━━━━━ Exercise materials
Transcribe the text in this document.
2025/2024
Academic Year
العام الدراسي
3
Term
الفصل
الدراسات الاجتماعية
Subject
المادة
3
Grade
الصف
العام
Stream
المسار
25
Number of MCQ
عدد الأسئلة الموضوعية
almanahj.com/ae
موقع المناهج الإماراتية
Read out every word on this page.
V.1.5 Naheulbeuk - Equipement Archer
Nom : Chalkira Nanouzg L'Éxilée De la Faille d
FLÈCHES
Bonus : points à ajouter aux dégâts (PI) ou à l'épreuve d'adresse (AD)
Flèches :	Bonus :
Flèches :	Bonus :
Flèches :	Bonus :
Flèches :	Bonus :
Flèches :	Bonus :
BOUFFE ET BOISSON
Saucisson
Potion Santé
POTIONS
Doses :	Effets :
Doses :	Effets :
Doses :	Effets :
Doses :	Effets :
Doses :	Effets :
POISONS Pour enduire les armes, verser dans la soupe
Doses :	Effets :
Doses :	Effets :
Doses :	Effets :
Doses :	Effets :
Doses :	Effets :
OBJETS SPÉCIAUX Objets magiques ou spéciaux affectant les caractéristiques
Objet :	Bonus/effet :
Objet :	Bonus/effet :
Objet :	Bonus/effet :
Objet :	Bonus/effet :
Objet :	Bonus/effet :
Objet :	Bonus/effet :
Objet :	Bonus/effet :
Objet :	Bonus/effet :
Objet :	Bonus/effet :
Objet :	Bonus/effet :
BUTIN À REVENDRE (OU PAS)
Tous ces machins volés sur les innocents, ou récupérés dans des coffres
━━━━━━━━━━
> [Stated problem]
Please return the data above exactly as given.

> [Reply to the exercise]
Transcribe the text in this document.
2025/2024
Academic Year
العام الدراسي
3
Term
الفصل
الدراسات الاجتماعية
Subject
المادة
3
Grade
الصف
العام
Stream
المسار
25
Number of MCQ
عدد الأسئلة الموضوعية
almanahj.com/ae
موقع المناهج الإماراتية
Read out every word on this page.
V.1.5 Naheulbeuk - Equipement Archer
Nom : Chalkira Nanouzg L'Éxilée De la Faille d
FLÈCHES
Bonus : points à ajouter aux dégâts (PI) ou à l'épreuve d'adresse (AD)
Flèches :	Bonus :
Flèches :	Bonus :
Flèches :	Bonus :
Flèches :	Bonus :
Flèches :	Bonus :
BOUFFE ET BOISSON
Saucisson
Potion Santé
POTIONS
Doses :	Effets :
Doses :	Effets :
Doses :	Effets :
Doses :	Effets :
Doses :	Effets :
POISONS Pour enduire les armes, verser dans la soupe
Doses :	Effets :
Doses :	Effets :
Doses :	Effets :
Doses :	Effets :
Doses :	Effets :
OBJETS SPÉCIAUX Objets magiques ou spéciaux affectant les caractéristiques
Objet :	Bonus/effet :
Objet :	Bonus/effet :
Objet :	Bonus/effet :
Objet :	Bonus/effet :
Objet :	Bonus/effet :
Objet :	Bonus/effet :
Objet :	Bonus/effet :
Objet :	Bonus/effet :
Objet :	Bonus/effet :
Objet :	Bonus/effet :
BUTIN À REVENDRE (OU PAS)
Tous ces machins volés sur les innocents, ou récupérés dans des coffres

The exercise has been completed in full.